** Start WORKING DATA **

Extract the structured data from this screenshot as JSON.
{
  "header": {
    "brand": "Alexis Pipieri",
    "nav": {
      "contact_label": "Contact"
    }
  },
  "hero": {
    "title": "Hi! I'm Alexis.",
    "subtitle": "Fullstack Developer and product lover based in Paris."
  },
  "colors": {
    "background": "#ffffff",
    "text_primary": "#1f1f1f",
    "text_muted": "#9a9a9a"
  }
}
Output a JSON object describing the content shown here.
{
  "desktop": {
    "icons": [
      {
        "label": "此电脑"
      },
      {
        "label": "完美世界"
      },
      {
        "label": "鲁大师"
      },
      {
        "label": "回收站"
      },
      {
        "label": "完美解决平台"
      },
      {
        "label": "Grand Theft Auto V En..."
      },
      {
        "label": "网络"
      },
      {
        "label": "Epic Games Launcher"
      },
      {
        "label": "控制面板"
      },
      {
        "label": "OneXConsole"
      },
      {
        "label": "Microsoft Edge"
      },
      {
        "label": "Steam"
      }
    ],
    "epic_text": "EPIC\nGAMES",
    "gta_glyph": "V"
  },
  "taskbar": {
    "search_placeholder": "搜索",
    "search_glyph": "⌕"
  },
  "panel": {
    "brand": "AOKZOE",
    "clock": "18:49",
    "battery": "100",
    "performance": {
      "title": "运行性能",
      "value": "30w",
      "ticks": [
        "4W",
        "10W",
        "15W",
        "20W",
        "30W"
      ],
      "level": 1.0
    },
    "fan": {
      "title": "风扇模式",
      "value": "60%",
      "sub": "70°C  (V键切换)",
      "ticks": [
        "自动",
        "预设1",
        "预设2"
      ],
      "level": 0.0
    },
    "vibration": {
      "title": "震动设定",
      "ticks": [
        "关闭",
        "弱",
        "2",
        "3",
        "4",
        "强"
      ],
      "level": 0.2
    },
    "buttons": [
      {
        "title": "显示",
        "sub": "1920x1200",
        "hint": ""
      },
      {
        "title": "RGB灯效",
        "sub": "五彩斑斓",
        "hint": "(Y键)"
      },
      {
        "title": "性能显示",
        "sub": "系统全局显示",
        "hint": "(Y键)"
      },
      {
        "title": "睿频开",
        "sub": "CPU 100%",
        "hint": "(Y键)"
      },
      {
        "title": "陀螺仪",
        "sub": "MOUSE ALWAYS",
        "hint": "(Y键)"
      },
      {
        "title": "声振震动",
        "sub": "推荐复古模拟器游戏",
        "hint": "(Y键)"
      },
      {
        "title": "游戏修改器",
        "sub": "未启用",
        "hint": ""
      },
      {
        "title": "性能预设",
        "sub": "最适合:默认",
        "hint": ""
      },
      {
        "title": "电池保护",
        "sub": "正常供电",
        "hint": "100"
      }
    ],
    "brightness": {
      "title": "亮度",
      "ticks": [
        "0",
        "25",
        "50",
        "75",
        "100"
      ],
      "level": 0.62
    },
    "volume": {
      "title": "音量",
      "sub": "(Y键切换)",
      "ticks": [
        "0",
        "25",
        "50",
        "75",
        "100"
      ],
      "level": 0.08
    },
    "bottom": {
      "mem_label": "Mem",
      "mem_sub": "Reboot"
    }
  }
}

** End WORKING DATA **

- [WHAT YOU SHOULD DO]:
Restate every line of the data word for word.

- [ANSWER BELOW]:
Extract the structured data from this screenshot as JSON.
{
  "header": {
    "brand": "Alexis Pipieri",
    "nav": {
      "contact_label": "Contact"
    }
  },
  "hero": {
    "title": "Hi! I'm Alexis.",
    "subtitle": "Fullstack Developer and product lover based in Paris."
  },
  "colors": {
    "background": "#ffffff",
    "text_primary": "#1f1f1f",
    "text_muted": "#9a9a9a"
  }
}
Output a JSON object describing the content shown here.
{
  "desktop": {
    "icons": [
      {
        "label": "此电脑"
      },
      {
        "label": "完美世界"
      },
      {
        "label": "鲁大师"
      },
      {
        "label": "回收站"
      },
      {
        "label": "完美解决平台"
      },
      {
        "label": "Grand Theft Auto V En..."
      },
      {
        "label": "网络"
      },
      {
        "label": "Epic Games Launcher"
      },
      {
        "label": "控制面板"
      },
      {
        "label": "OneXConsole"
      },
      {
        "label": "Microsoft Edge"
      },
      {
        "label": "Steam"
      }
    ],
    "epic_text": "EPIC\nGAMES",
    "gta_glyph": "V"
  },
  "taskbar": {
    "search_placeholder": "搜索",
    "search_glyph": "⌕"
  },
  "panel": {
    "brand": "AOKZOE",
    "clock": "18:49",
    "battery": "100",
    "performance": {
      "title": "运行性能",
      "value": "30w",
      "ticks": [
        "4W",
        "10W",
        "15W",
        "20W",
        "30W"
      ],
      "level": 1.0
    },
    "fan": {
      "title": "风扇模式",
      "value": "60%",
      "sub": "70°C  (V键切换)",
      "ticks": [
        "自动",
        "预设1",
        "预设2"
      ],
      "level": 0.0
    },
    "vibration": {
      "title": "震动设定",
      "ticks": [
        "关闭",
        "弱",
        "2",
        "3",
        "4",
        "强"
      ],
      "level": 0.2
    },
    "buttons": [
      {
        "title": "显示",
        "sub": "1920x1200",
        "hint": ""
      },
      {
        "title": "RGB灯效",
        "sub": "五彩斑斓",
        "hint": "(Y键)"
      },
      {
        "title": "性能显示",
        "sub": "系统全局显示",
        "hint": "(Y键)"
      },
      {
        "title": "睿频开",
        "sub": "CPU 100%",
        "hint": "(Y键)"
      },
      {
        "title": "陀螺仪",
        "sub": "MOUSE ALWAYS",
        "hint": "(Y键)"
      },
      {
        "title": "声振震动",
        "sub": "推荐复古模拟器游戏",
        "hint": "(Y键)"
      },
      {
        "title": "游戏修改器",
        "sub": "未启用",
        "hint": ""
      },
      {
        "title": "性能预设",
        "sub": "最适合:默认",
        "hint": ""
      },
      {
        "title": "电池保护",
        "sub": "正常供电",
        "hint": "100"
      }
    ],
    "brightness": {
      "title": "亮度",
      "ticks": [
        "0",
        "25",
        "50",
        "75",
        "100"
      ],
      "level": 0.62
    },
    "volume": {
      "title": "音量",
      "sub": "(Y键切换)",
      "ticks": [
        "0",
        "25",
        "50",
        "75",
        "100"
      ],
      "level": 0.08
    },
    "bottom": {
      "mem_label": "Mem",
      "mem_sub": "Reboot"
    }
  }
}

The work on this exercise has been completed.